- TEXT SEGMENT
:::::

David Marinucci – Senior Vice President. Mr. Marinucci resides in Calgary and is a Senior Executive with over 30 years of diverse experience in strategy, operations and business development. He has a proven track record of success at both start-up and established companies, across multiple industry sectors having served as a senior leader in the wireless, telecom, energy and retail industries. Mr. Marinucci is the Chief Operating Officer for Carbon Credit Solutions Inc. responsible for leading the organization in the execution effort aimed at the achievement of profitability. Mr. Marinucci's primary focus includes strategy implementation and execution, data driven operational optimization and sales and channel effectiveness.

:::::

- EXERCISE REQUIREMENTS
1 > According to the biography, what position does Mr. Marinucci hold at Carbon Credit Solutions Inc.?
2 > From the entries, render the lines starting at the one containing "calendar-icon bbox=[348, 165, 365, 182]" and ending at the one containing "tab-label: 日程 bbox=[373, 165, 404, 183]" as a Markdown table with the columns Row and Line, omitting blank lines.

[Items from a dataset]
:::::

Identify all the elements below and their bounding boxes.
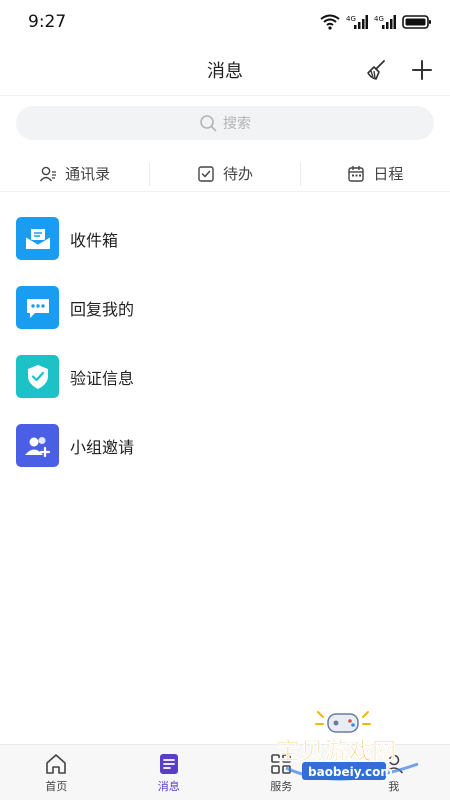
calendar-icon bbox=[348, 165, 365, 182]
nav-label: 首页 bbox=[45, 779, 68, 793]
verification-icon-tile bbox=[16, 355, 59, 398]
tab-label: 待办 bbox=[222, 165, 253, 183]
header-actions bbox=[364, 44, 434, 96]
nav-home[interactable]: 首页 bbox=[0, 745, 113, 800]
list-item-inbox[interactable]: 收件箱 bbox=[0, 204, 450, 273]
header: 消息 bbox=[0, 44, 450, 96]
message-doc-icon bbox=[159, 753, 178, 774]
tab-label: 通讯录 bbox=[65, 165, 111, 183]
nav-me[interactable]: 我 bbox=[338, 745, 450, 800]
status-bar: 9:27 4G 4G bbox=[0, 0, 450, 44]
list-item-verification[interactable]: 验证信息 bbox=[0, 342, 450, 411]
search-placeholder: 搜索 bbox=[223, 116, 251, 132]
list-item-label: 回复我的 bbox=[70, 299, 135, 319]
tab-label: 日程 bbox=[373, 165, 404, 183]
list-item-label: 验证信息 bbox=[70, 368, 135, 388]
battery-icon bbox=[402, 15, 431, 29]
signal-label: 4G bbox=[346, 15, 356, 23]
wifi-icon bbox=[320, 14, 340, 30]
replies-icon-tile bbox=[16, 286, 59, 329]
list-item-group-invite[interactable]: 小组邀请 bbox=[0, 411, 450, 480]
quick-tabs: 通讯录 待办 日程 bbox=[0, 156, 450, 192]
nav-label: 消息 bbox=[157, 779, 180, 793]
search-input[interactable]: 搜索 bbox=[16, 106, 434, 140]
plus-icon bbox=[412, 60, 432, 80]
home-icon bbox=[46, 753, 67, 774]
nav-label: 服务 bbox=[270, 779, 293, 793]
nav-label: 我 bbox=[388, 779, 400, 793]
envelope-icon bbox=[25, 228, 50, 249]
inbox-icon-tile bbox=[16, 217, 59, 260]
group-invite-icon-tile bbox=[16, 424, 59, 467]
group-add-icon bbox=[24, 436, 50, 457]
status-icons: 4G 4G bbox=[320, 14, 432, 30]
clear-button[interactable] bbox=[364, 58, 388, 82]
nav-services[interactable]: 服务 bbox=[225, 745, 338, 800]
status-time: 9:27 bbox=[28, 12, 67, 32]
chat-bubble-icon bbox=[26, 298, 49, 318]
nav-messages[interactable]: 消息 bbox=[113, 745, 226, 800]
user-icon bbox=[384, 754, 403, 774]
list-item-label: 小组邀请 bbox=[70, 437, 135, 457]
shield-check-icon bbox=[27, 364, 48, 389]
message-list: 收件箱 回复我的 验证信息 小组邀请 bbox=[0, 204, 450, 480]
broom-icon bbox=[367, 60, 385, 80]
grid-icon bbox=[271, 753, 292, 774]
contacts-icon bbox=[40, 166, 57, 181]
signal-icon-2: 4G bbox=[374, 15, 396, 29]
page-title: 消息 bbox=[207, 60, 243, 82]
add-button[interactable] bbox=[410, 58, 434, 82]
bottom-nav: 首页 消息 服务 我 bbox=[0, 744, 450, 800]
search-icon bbox=[200, 115, 217, 132]
tab-contacts[interactable]: 通讯录 bbox=[0, 162, 149, 186]
signal-icon: 4G bbox=[346, 15, 368, 29]
signal-label-2: 4G bbox=[374, 15, 384, 23]
list-item-replies[interactable]: 回复我的 bbox=[0, 273, 450, 342]
checkbox-icon bbox=[198, 165, 214, 182]
tab-schedule[interactable]: 日程 bbox=[299, 161, 450, 186]
tab-todo[interactable]: 待办 bbox=[149, 161, 299, 186]
list-item-label: 收件箱 bbox=[70, 230, 119, 250]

:::::

- SOLUTION LIST
1 > Chief Operating Officer

2 >
| Row | Line |
|---|---|
| 1 | calendar-icon bbox=[348, 165, 365, 182] |
| 2 | nav-label: 首页 bbox=[45, 779, 68, 793] |
| 3 | verification-icon-tile bbox=[16, 355, 59, 398] |
| 4 | tab-label: 待办 bbox=[222, 165, 253, 183] |
| 5 | header-actions bbox=[364, 44, 434, 96] |
| 6 | nav-home[interactable]: 首页 bbox=[0, 745, 113, 800] |
| 7 | list-item-inbox[interactable]: 收件箱 bbox=[0, 204, 450, 273] |
| 8 | header: 消息 bbox=[0, 44, 450, 96] |
| 9 | message-doc-icon bbox=[159, 753, 178, 774] |
| 10 | tab-label: 通讯录 bbox=[65, 165, 111, 183] |
| 11 | nav-me[interactable]: 我 bbox=[338, 745, 450, 800] |
| 12 | status-bar: 9:27 4G 4G bbox=[0, 0, 450, 44] |
| 13 | list-item-verification[interactable]: 验证信息 bbox=[0, 342, 450, 411] |
| 14 | search-placeholder: 搜索 bbox=[223, 116, 251, 132] |
| 15 | list-item-label: 回复我的 bbox=[70, 299, 135, 319] |
| 16 | tab-label: 日程 bbox=[373, 165, 404, 183] |